> _Provided records_:
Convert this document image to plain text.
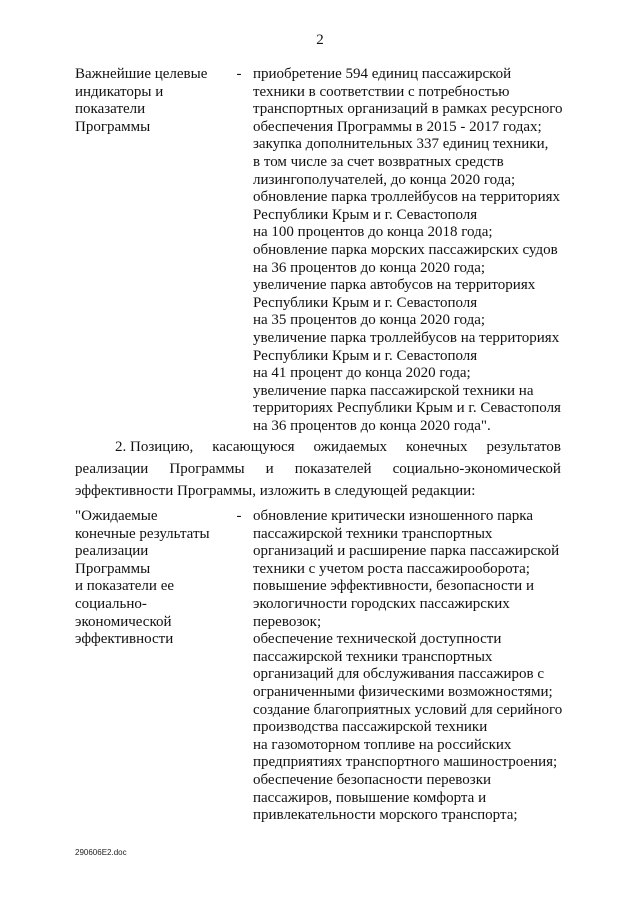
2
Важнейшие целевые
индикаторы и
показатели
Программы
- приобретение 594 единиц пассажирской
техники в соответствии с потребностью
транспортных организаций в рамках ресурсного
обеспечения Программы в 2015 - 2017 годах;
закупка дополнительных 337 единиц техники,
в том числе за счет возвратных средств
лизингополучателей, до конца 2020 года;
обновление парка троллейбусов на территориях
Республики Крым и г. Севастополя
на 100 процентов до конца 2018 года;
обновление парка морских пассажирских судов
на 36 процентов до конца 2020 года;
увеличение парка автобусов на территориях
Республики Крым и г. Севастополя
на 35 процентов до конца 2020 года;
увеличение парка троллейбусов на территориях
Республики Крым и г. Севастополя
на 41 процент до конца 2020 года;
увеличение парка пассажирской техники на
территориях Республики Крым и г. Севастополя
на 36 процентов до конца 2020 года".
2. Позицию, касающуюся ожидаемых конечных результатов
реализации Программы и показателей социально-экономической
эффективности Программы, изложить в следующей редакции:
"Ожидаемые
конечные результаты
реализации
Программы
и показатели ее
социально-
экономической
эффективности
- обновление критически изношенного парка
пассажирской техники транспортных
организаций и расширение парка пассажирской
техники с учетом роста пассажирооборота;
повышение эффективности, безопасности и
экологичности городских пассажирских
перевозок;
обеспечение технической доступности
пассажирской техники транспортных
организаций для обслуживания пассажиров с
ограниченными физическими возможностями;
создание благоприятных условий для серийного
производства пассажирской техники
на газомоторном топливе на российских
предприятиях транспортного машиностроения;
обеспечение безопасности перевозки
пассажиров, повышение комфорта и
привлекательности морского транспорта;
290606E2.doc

> _What is asked_:
Repeat the material above word for word and skip every image in it.

> _Final result_:
Convert this document image to plain text.
2
Важнейшие целевые
индикаторы и
показатели
Программы
- приобретение 594 единиц пассажирской
техники в соответствии с потребностью
транспортных организаций в рамках ресурсного
обеспечения Программы в 2015 - 2017 годах;
закупка дополнительных 337 единиц техники,
в том числе за счет возвратных средств
лизингополучателей, до конца 2020 года;
обновление парка троллейбусов на территориях
Республики Крым и г. Севастополя
на 100 процентов до конца 2018 года;
обновление парка морских пассажирских судов
на 36 процентов до конца 2020 года;
увеличение парка автобусов на территориях
Республики Крым и г. Севастополя
на 35 процентов до конца 2020 года;
увеличение парка троллейбусов на территориях
Республики Крым и г. Севастополя
на 41 процент до конца 2020 года;
увеличение парка пассажирской техники на
территориях Республики Крым и г. Севастополя
на 36 процентов до конца 2020 года".
2. Позицию, касающуюся ожидаемых конечных результатов
реализации Программы и показателей социально-экономической
эффективности Программы, изложить в следующей редакции:
"Ожидаемые
конечные результаты
реализации
Программы
и показатели ее
социально-
экономической
эффективности
- обновление критически изношенного парка
пассажирской техники транспортных
организаций и расширение парка пассажирской
техники с учетом роста пассажирооборота;
повышение эффективности, безопасности и
экологичности городских пассажирских
перевозок;
обеспечение технической доступности
пассажирской техники транспортных
организаций для обслуживания пассажиров с
ограниченными физическими возможностями;
создание благоприятных условий для серийного
производства пассажирской техники
на газомоторном топливе на российских
предприятиях транспортного машиностроения;
обеспечение безопасности перевозки
пассажиров, повышение комфорта и
привлекательности морского транспорта;
290606E2.doc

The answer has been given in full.